Which lines hold the word "relative"? Copy each of them from the material.

::: SOURCE MATERIAL

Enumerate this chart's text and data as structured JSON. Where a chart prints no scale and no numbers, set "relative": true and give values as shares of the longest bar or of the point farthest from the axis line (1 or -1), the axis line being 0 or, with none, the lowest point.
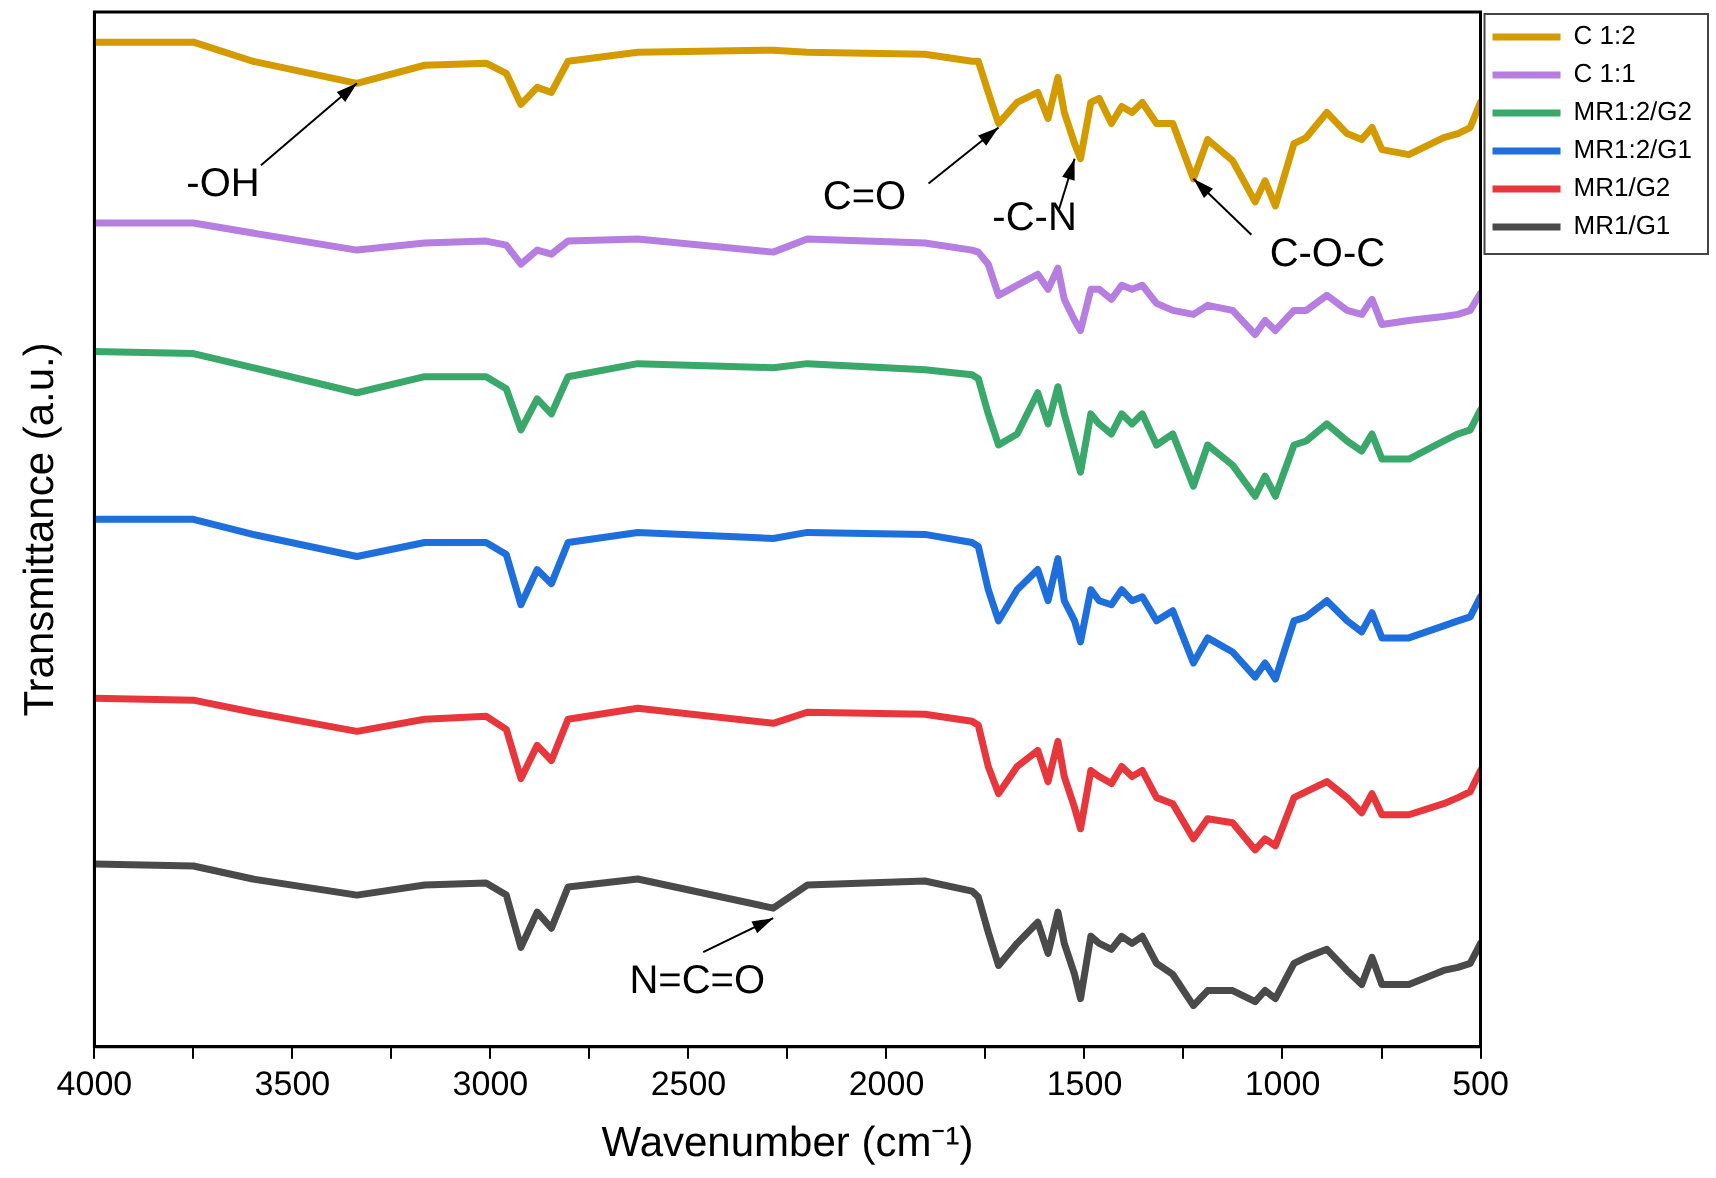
{
  "chart_data": {
    "type": "line",
    "relative": true,
    "xlabel": "Wavenumber (cm⁻¹)",
    "ylabel": "Transmittance (a.u.)",
    "xlim": [
      4000,
      500
    ],
    "xticks": [
      4000,
      {
        "value": 3750,
        "label": null
      },
      3500,
      {
        "value": 3250,
        "label": null
      },
      3000,
      {
        "value": 2750,
        "label": null
      },
      2500,
      {
        "value": 2250,
        "label": null
      },
      2000,
      {
        "value": 1750,
        "label": null
      },
      1500,
      {
        "value": 1250,
        "label": null
      },
      1000,
      {
        "value": 750,
        "label": null
      },
      500
    ],
    "grid": false,
    "legend": "top right",
    "marker": "none",
    "x": [
      4000,
      3750,
      3600,
      3337,
      3166,
      3011,
      2960,
      2923,
      2882,
      2846,
      2804,
      2628,
      2286,
      2200,
      1903,
      1784,
      1768,
      1743,
      1717,
      1670,
      1618,
      1592,
      1567,
      1551,
      1525,
      1510,
      1484,
      1463,
      1432,
      1406,
      1380,
      1354,
      1318,
      1277,
      1225,
      1189,
      1126,
      1069,
      1044,
      1018,
      971,
      940,
      888,
      837,
      800,
      774,
      749,
      681,
      593,
      557,
      526,
      500
    ],
    "series": [
      {
        "name": "C 1:2",
        "color": "#d49b00",
        "values": [
          1.0,
          1.0,
          0.981,
          0.959,
          0.977,
          0.979,
          0.969,
          0.938,
          0.955,
          0.95,
          0.981,
          0.99,
          0.992,
          0.99,
          0.988,
          0.981,
          0.981,
          0.95,
          0.919,
          0.94,
          0.95,
          0.924,
          0.965,
          0.93,
          0.899,
          0.884,
          0.94,
          0.944,
          0.919,
          0.936,
          0.93,
          0.94,
          0.919,
          0.919,
          0.864,
          0.903,
          0.882,
          0.841,
          0.862,
          0.837,
          0.899,
          0.905,
          0.93,
          0.909,
          0.903,
          0.915,
          0.893,
          0.888,
          0.905,
          0.909,
          0.915,
          0.94
        ]
      },
      {
        "name": "C 1:1",
        "color": "#b57ee0",
        "values": [
          0.82,
          0.82,
          0.81,
          0.793,
          0.8,
          0.802,
          0.798,
          0.779,
          0.793,
          0.789,
          0.802,
          0.804,
          0.791,
          0.804,
          0.8,
          0.793,
          0.791,
          0.779,
          0.748,
          0.758,
          0.769,
          0.754,
          0.775,
          0.744,
          0.723,
          0.713,
          0.754,
          0.754,
          0.744,
          0.758,
          0.754,
          0.758,
          0.74,
          0.733,
          0.729,
          0.738,
          0.733,
          0.709,
          0.723,
          0.713,
          0.733,
          0.733,
          0.748,
          0.733,
          0.729,
          0.744,
          0.719,
          0.723,
          0.727,
          0.729,
          0.733,
          0.75
        ]
      },
      {
        "name": "MR1:2/G2",
        "color": "#3aa86b",
        "values": [
          0.692,
          0.69,
          0.676,
          0.651,
          0.667,
          0.667,
          0.655,
          0.614,
          0.645,
          0.63,
          0.667,
          0.68,
          0.676,
          0.68,
          0.674,
          0.669,
          0.665,
          0.63,
          0.599,
          0.61,
          0.651,
          0.62,
          0.657,
          0.63,
          0.593,
          0.572,
          0.63,
          0.62,
          0.61,
          0.63,
          0.62,
          0.63,
          0.599,
          0.61,
          0.558,
          0.599,
          0.579,
          0.548,
          0.568,
          0.548,
          0.599,
          0.603,
          0.62,
          0.603,
          0.593,
          0.61,
          0.585,
          0.585,
          0.603,
          0.61,
          0.614,
          0.634
        ]
      },
      {
        "name": "MR1:2/G1",
        "color": "#1e6fdc",
        "values": [
          0.525,
          0.525,
          0.51,
          0.488,
          0.502,
          0.502,
          0.49,
          0.44,
          0.475,
          0.461,
          0.502,
          0.512,
          0.506,
          0.512,
          0.51,
          0.502,
          0.498,
          0.455,
          0.424,
          0.455,
          0.475,
          0.444,
          0.486,
          0.444,
          0.424,
          0.403,
          0.455,
          0.444,
          0.44,
          0.455,
          0.444,
          0.448,
          0.424,
          0.434,
          0.382,
          0.407,
          0.393,
          0.368,
          0.382,
          0.366,
          0.424,
          0.428,
          0.444,
          0.424,
          0.413,
          0.432,
          0.407,
          0.407,
          0.419,
          0.424,
          0.428,
          0.448
        ]
      },
      {
        "name": "MR1/G2",
        "color": "#e8373c",
        "values": [
          0.347,
          0.345,
          0.333,
          0.314,
          0.326,
          0.329,
          0.316,
          0.267,
          0.3,
          0.285,
          0.326,
          0.337,
          0.322,
          0.333,
          0.331,
          0.324,
          0.32,
          0.279,
          0.252,
          0.279,
          0.295,
          0.264,
          0.304,
          0.269,
          0.238,
          0.217,
          0.275,
          0.269,
          0.262,
          0.279,
          0.269,
          0.275,
          0.248,
          0.242,
          0.207,
          0.227,
          0.223,
          0.196,
          0.207,
          0.2,
          0.248,
          0.254,
          0.264,
          0.248,
          0.233,
          0.252,
          0.231,
          0.231,
          0.242,
          0.248,
          0.254,
          0.275
        ]
      },
      {
        "name": "MR1/G1",
        "color": "#4a4a4a",
        "values": [
          0.182,
          0.18,
          0.167,
          0.151,
          0.161,
          0.163,
          0.151,
          0.099,
          0.134,
          0.118,
          0.159,
          0.167,
          0.138,
          0.161,
          0.165,
          0.155,
          0.149,
          0.114,
          0.081,
          0.103,
          0.124,
          0.093,
          0.134,
          0.103,
          0.072,
          0.048,
          0.11,
          0.103,
          0.097,
          0.11,
          0.103,
          0.11,
          0.083,
          0.072,
          0.041,
          0.056,
          0.056,
          0.045,
          0.056,
          0.048,
          0.083,
          0.089,
          0.097,
          0.076,
          0.062,
          0.089,
          0.062,
          0.062,
          0.076,
          0.079,
          0.083,
          0.103
        ]
      }
    ],
    "annotations": [
      {
        "text": "-OH",
        "x": 3337,
        "y": 0.959
      },
      {
        "text": "C=O",
        "x": 1717,
        "y": 0.915
      },
      {
        "text": "-C-N",
        "x": 1525,
        "y": 0.884
      },
      {
        "text": "C-O-C",
        "x": 1225,
        "y": 0.864
      },
      {
        "text": "N=C=O",
        "x": 2286,
        "y": 0.128
      }
    ]
  }
}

::::::

WRITTEN RESPONSE —
Enumerate this chart's text and data as structured JSON. Where a chart prints no scale and no numbers, set "relative": true and give values as shares of the longest bar or of the point farthest from the axis line (1 or -1), the axis line being 0 or, with none, the lowest point.
    "relative": true,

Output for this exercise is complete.